▶ _Stored records_
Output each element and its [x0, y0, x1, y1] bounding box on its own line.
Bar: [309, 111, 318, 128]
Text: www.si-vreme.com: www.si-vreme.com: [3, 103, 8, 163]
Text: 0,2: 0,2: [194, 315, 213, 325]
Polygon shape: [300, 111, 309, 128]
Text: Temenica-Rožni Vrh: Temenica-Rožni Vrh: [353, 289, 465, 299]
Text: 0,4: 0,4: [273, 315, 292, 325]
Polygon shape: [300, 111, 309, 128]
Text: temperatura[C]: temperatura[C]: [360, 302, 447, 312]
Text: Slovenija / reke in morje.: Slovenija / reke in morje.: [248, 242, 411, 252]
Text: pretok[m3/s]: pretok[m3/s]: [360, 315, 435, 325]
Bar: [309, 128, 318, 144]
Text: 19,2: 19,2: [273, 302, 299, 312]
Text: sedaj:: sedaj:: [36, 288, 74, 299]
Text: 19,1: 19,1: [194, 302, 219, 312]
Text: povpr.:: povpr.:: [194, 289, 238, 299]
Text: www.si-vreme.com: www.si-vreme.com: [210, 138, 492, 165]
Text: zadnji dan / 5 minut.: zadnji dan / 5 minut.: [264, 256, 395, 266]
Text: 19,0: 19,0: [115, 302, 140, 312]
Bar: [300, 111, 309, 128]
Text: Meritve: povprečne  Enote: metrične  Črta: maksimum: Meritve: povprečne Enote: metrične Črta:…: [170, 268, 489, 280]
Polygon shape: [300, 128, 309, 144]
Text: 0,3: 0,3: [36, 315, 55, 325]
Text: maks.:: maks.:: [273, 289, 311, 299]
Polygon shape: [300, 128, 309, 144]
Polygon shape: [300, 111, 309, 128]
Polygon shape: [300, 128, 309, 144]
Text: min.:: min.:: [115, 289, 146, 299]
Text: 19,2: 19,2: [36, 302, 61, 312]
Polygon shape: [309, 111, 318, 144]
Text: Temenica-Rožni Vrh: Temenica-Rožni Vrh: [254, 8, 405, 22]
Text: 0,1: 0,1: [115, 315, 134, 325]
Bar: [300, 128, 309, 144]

▶ _Exercise directions_
Repeat every line of the records above without changing a single character.

▶ _Result for this exercise_
Output each element and its [x0, y0, x1, y1] bounding box on its own line.
Bar: [309, 111, 318, 128]
Text: www.si-vreme.com: www.si-vreme.com: [3, 103, 8, 163]
Text: 0,2: 0,2: [194, 315, 213, 325]
Polygon shape: [300, 111, 309, 128]
Text: Temenica-Rožni Vrh: Temenica-Rožni Vrh: [353, 289, 465, 299]
Text: 0,4: 0,4: [273, 315, 292, 325]
Polygon shape: [300, 111, 309, 128]
Text: temperatura[C]: temperatura[C]: [360, 302, 447, 312]
Text: Slovenija / reke in morje.: Slovenija / reke in morje.: [248, 242, 411, 252]
Text: pretok[m3/s]: pretok[m3/s]: [360, 315, 435, 325]
Bar: [309, 128, 318, 144]
Text: 19,2: 19,2: [273, 302, 299, 312]
Text: sedaj:: sedaj:: [36, 288, 74, 299]
Text: 19,1: 19,1: [194, 302, 219, 312]
Text: povpr.:: povpr.:: [194, 289, 238, 299]
Text: www.si-vreme.com: www.si-vreme.com: [210, 138, 492, 165]
Text: zadnji dan / 5 minut.: zadnji dan / 5 minut.: [264, 256, 395, 266]
Text: 19,0: 19,0: [115, 302, 140, 312]
Bar: [300, 111, 309, 128]
Text: Meritve: povprečne  Enote: metrične  Črta: maksimum: Meritve: povprečne Enote: metrične Črta:…: [170, 268, 489, 280]
Polygon shape: [300, 128, 309, 144]
Text: 0,3: 0,3: [36, 315, 55, 325]
Text: maks.:: maks.:: [273, 289, 311, 299]
Polygon shape: [300, 128, 309, 144]
Polygon shape: [300, 111, 309, 128]
Polygon shape: [300, 128, 309, 144]
Text: min.:: min.:: [115, 289, 146, 299]
Text: 19,2: 19,2: [36, 302, 61, 312]
Polygon shape: [309, 111, 318, 144]
Text: Temenica-Rožni Vrh: Temenica-Rožni Vrh: [254, 8, 405, 22]
Text: 0,1: 0,1: [115, 315, 134, 325]
Bar: [300, 128, 309, 144]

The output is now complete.